### Instructions to follow
Leave out the pictures and copy every record exactly.
=== Recorded data ===
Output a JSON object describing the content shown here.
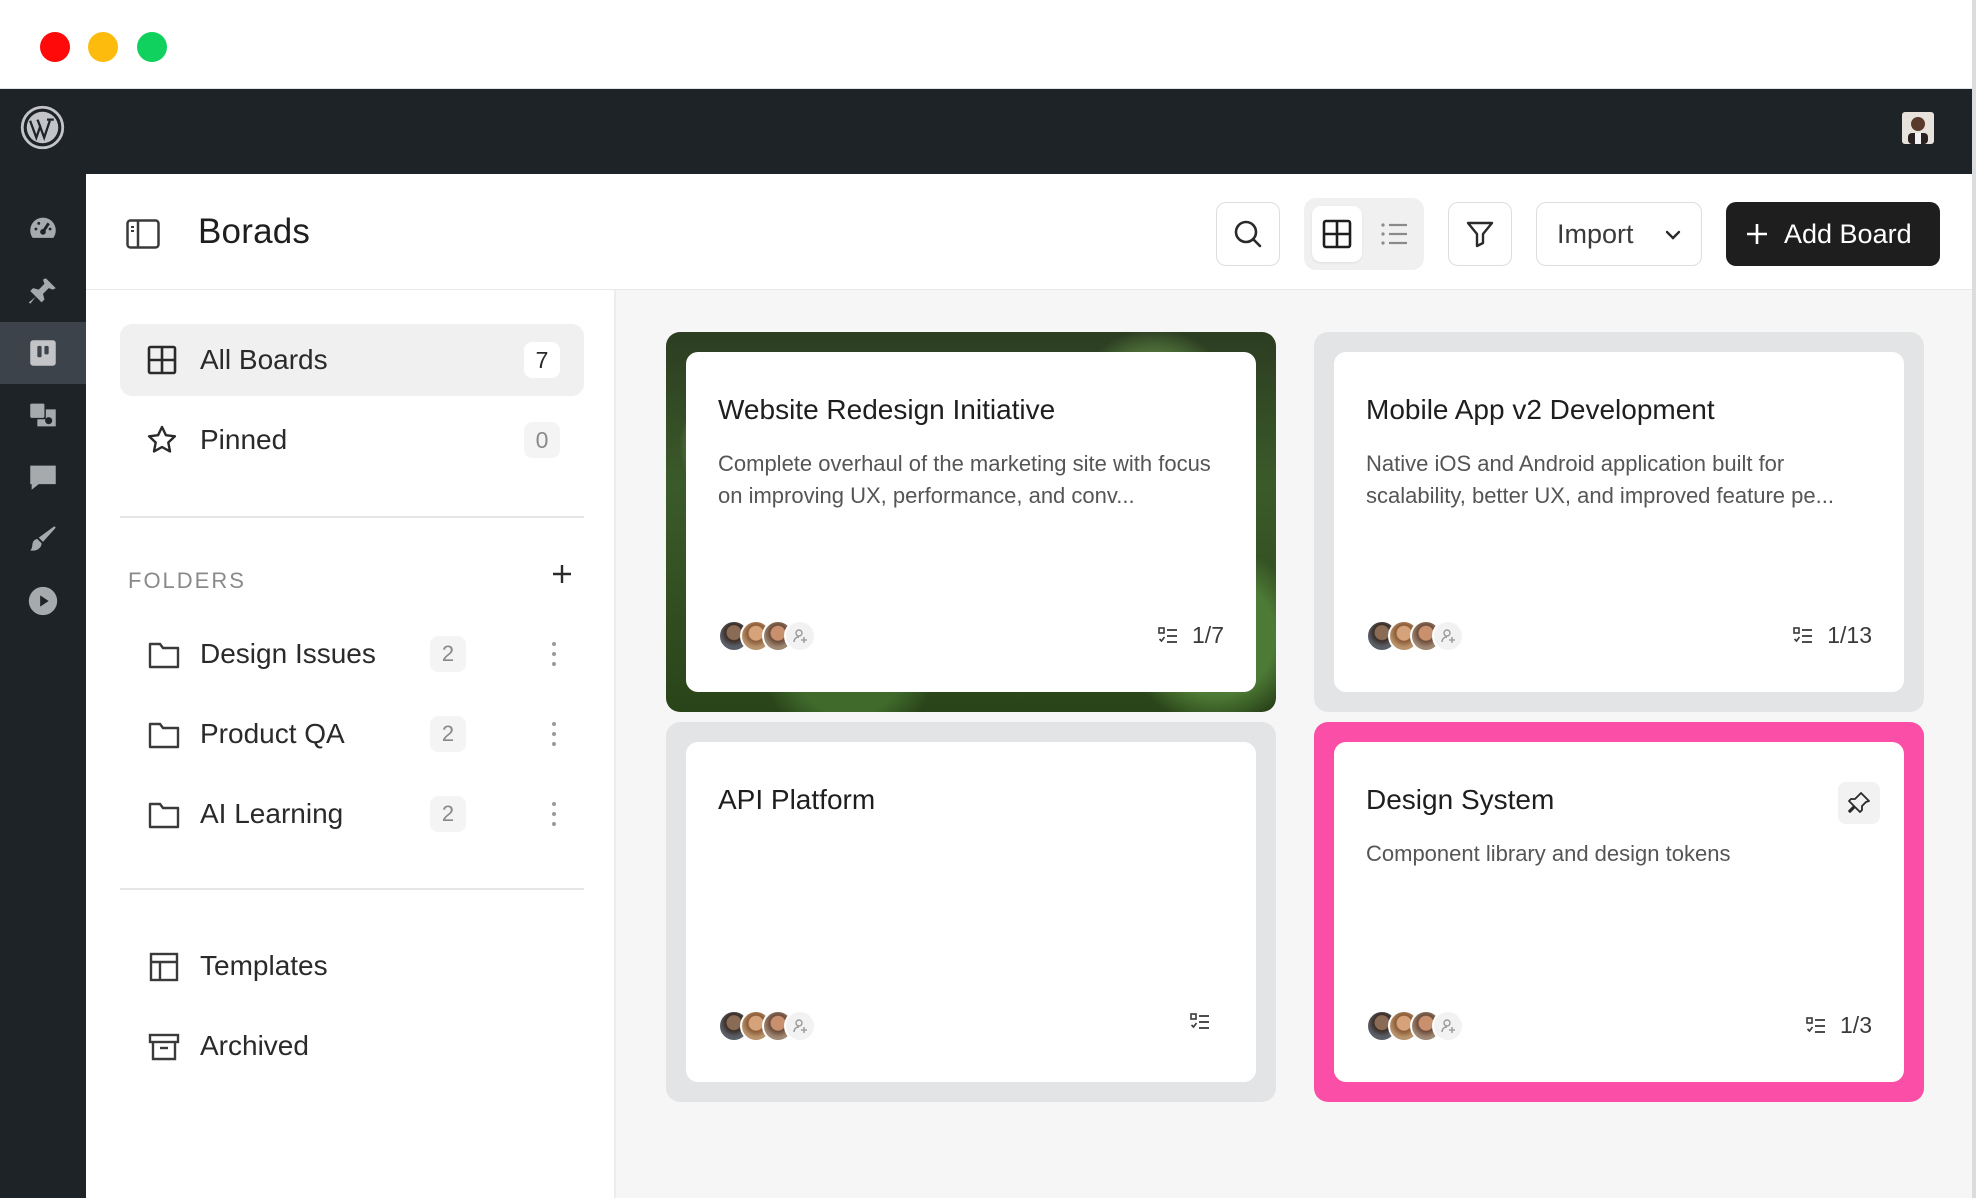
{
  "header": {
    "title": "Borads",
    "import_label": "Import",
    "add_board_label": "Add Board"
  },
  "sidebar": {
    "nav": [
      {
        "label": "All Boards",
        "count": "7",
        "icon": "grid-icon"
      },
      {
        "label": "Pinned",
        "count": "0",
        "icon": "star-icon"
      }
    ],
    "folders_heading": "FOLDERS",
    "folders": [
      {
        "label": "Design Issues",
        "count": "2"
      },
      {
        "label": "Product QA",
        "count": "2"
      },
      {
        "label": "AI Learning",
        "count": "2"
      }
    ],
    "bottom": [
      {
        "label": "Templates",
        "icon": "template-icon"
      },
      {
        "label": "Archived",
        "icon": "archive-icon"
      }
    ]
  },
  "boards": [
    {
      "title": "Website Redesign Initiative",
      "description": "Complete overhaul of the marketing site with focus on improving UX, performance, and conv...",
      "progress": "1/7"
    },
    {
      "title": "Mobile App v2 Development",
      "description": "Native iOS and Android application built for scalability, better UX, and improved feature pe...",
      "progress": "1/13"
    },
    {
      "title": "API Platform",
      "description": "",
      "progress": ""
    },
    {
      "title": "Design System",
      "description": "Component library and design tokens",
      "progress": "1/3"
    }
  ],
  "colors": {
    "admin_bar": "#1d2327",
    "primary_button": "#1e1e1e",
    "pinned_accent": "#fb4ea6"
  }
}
===
### Final result
Output a JSON object describing the content shown here.
{
  "header": {
    "title": "Borads",
    "import_label": "Import",
    "add_board_label": "Add Board"
  },
  "sidebar": {
    "nav": [
      {
        "label": "All Boards",
        "count": "7",
        "icon": "grid-icon"
      },
      {
        "label": "Pinned",
        "count": "0",
        "icon": "star-icon"
      }
    ],
    "folders_heading": "FOLDERS",
    "folders": [
      {
        "label": "Design Issues",
        "count": "2"
      },
      {
        "label": "Product QA",
        "count": "2"
      },
      {
        "label": "AI Learning",
        "count": "2"
      }
    ],
    "bottom": [
      {
        "label": "Templates",
        "icon": "template-icon"
      },
      {
        "label": "Archived",
        "icon": "archive-icon"
      }
    ]
  },
  "boards": [
    {
      "title": "Website Redesign Initiative",
      "description": "Complete overhaul of the marketing site with focus on improving UX, performance, and conv...",
      "progress": "1/7"
    },
    {
      "title": "Mobile App v2 Development",
      "description": "Native iOS and Android application built for scalability, better UX, and improved feature pe...",
      "progress": "1/13"
    },
    {
      "title": "API Platform",
      "description": "",
      "progress": ""
    },
    {
      "title": "Design System",
      "description": "Component library and design tokens",
      "progress": "1/3"
    }
  ],
  "colors": {
    "admin_bar": "#1d2327",
    "primary_button": "#1e1e1e",
    "pinned_accent": "#fb4ea6"
  }
}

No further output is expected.